PROMPT =>
Can you sum up the passage on the Bay Delta Conservation Plan in two sentences?

═════ PASSAGE TO READ

There is a significant “risk factor” about the Bay Delta Conservation Plan that merits attention:
What would be California’s Water Supply situation without the tunnels?
Over the past couple of weeks, I have heard about alternatives to the no BDCP scenario defined by DWR. What proves true will have a substantial impact on the cost of BDCP water. Under alternative “no tunnel” scenarios, the best case for the cost of BDCP water would be well over $1,000/AF for a non-firm water supply. There are some scenarios where the BDCP investment may yield even a lower water supply. In those circumstances, the BDCP investment in tunnels would become the “bridge to nowhere” in waterworld.
Whatever one’s views about the BDCP, in the end we are rolling the dice on what is, in fact, the future world with and without the tunnels.

══════════
═════ DATA SECTION

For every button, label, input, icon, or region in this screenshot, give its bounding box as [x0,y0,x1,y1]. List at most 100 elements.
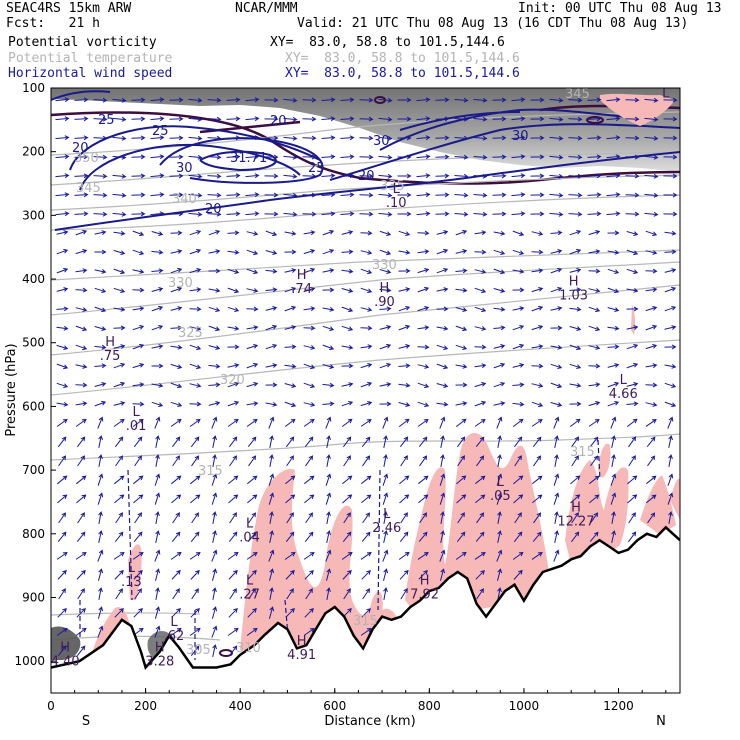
wind-speed-label: 30 [176,161,193,176]
wind-arrow [455,401,468,406]
wind-arrow [435,173,450,179]
wind-arrow [416,135,431,141]
wind-arrow [227,268,240,274]
wind-arrow [134,455,142,467]
wind-arrow [227,363,240,368]
wind-arrow [554,435,559,449]
wind-arrow [360,475,372,485]
wind-arrow [93,116,108,122]
wind-arrow [227,418,239,427]
wind-arrow [115,436,124,448]
wind-arrow [455,382,468,388]
wind-arrow [170,306,183,311]
wind-arrow [211,549,218,562]
wind-arrow [398,382,411,388]
wind-arrow [435,135,450,141]
wind-arrow [94,287,107,293]
wind-arrow [212,530,217,544]
wind-arrow [131,211,146,217]
wind-arrow [360,344,373,350]
x-end-label-left: S [82,714,90,729]
wind-arrow [360,363,373,369]
wind-arrow [474,269,487,274]
wind-arrow [359,173,374,179]
wind-arrow [57,436,67,448]
wind-arrow [155,511,160,524]
wind-arrow [226,135,241,141]
wind-arrow [226,211,241,217]
model-title: SEAC4RS 15km ARW [6,1,132,16]
wind-arrow [342,475,353,485]
x-tick-label: 0 [47,699,55,713]
wind-arrow [343,512,351,524]
wind-arrow [454,135,469,141]
theta-label: 315 [353,614,378,629]
wind-arrow [587,97,602,103]
field-xy-wind: XY= 83.0, 58.8 to 101.5,144.6 [285,66,520,81]
theta-label: 330 [168,276,193,291]
wind-arrow [227,382,240,388]
wind-arrow [588,475,600,485]
wind-arrow [265,250,278,255]
wind-arrow [56,363,69,370]
wind-arrow [321,154,336,160]
wind-arrow [131,154,146,160]
wind-arrow [326,454,331,467]
wind-arrow [189,383,202,388]
wind-arrow [155,587,160,600]
wind-arrow [473,211,488,217]
wind-arrow [322,249,335,255]
wind-arrow [342,494,353,504]
wind-arrow [132,269,145,274]
wind-arrow [587,135,602,141]
wind-arrow [284,418,296,427]
wind-arrow [549,154,564,160]
wind-arrow [492,97,507,103]
wind-arrow [286,436,295,448]
wind-arrow [340,97,355,103]
wind-arrow [74,154,89,160]
wind-arrow [172,455,180,467]
extremum-value: .74 [291,282,312,297]
wind-arrow [56,552,68,560]
wind-arrow [626,325,639,330]
wind-arrow [284,325,297,330]
wind-arrow [283,97,298,103]
extremum-marker: H [297,634,307,649]
wind-arrow [170,382,183,389]
wind-arrow [514,436,523,448]
wind-arrow [226,154,241,160]
wind-arrow [74,211,89,217]
wind-arrow [475,569,485,580]
wind-arrow [550,249,563,254]
wind-arrow [302,135,317,141]
wind-arrow [188,135,203,141]
wind-arrow [264,211,279,217]
wind-arrow [264,97,279,103]
wind-arrow [56,402,69,407]
wind-arrow [531,287,544,293]
wind-arrow [397,135,412,141]
extremum-marker: H [380,281,390,296]
wind-arrow [321,97,336,103]
wind-arrow [514,512,522,524]
wind-arrow [476,512,485,524]
wind-vector-field [55,97,678,658]
wind-arrow [303,249,316,255]
wind-arrow [340,154,355,160]
wind-arrow [113,249,126,255]
wind-arrow [399,475,410,485]
wind-arrow [497,587,502,600]
wind-arrow [341,418,353,427]
wind-arrow [246,627,258,636]
wind-arrow [189,475,201,485]
wind-arrow [571,455,579,467]
wind-arrow [668,511,673,524]
extremum-marker: H [420,574,430,589]
wind-arrow [493,344,506,349]
wind-arrow [625,173,640,179]
wind-arrow [113,475,125,485]
wind-arrow [132,343,145,350]
wind-arrow [285,475,296,485]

══════════

PROBLEM SOLUTION =>
What California's water supply would look like without the tunnels will substantially affect the cost of water from the Bay Delta Conservation Plan, and under alternative "no tunnel" scenarios the best case would be well over $1,000/AF for a non-firm supply. In some scenarios the investment could yield an even lower water supply, turning the tunnels into a "bridge to nowhere," so whatever one's views, the plan means rolling the dice on the future with and without them.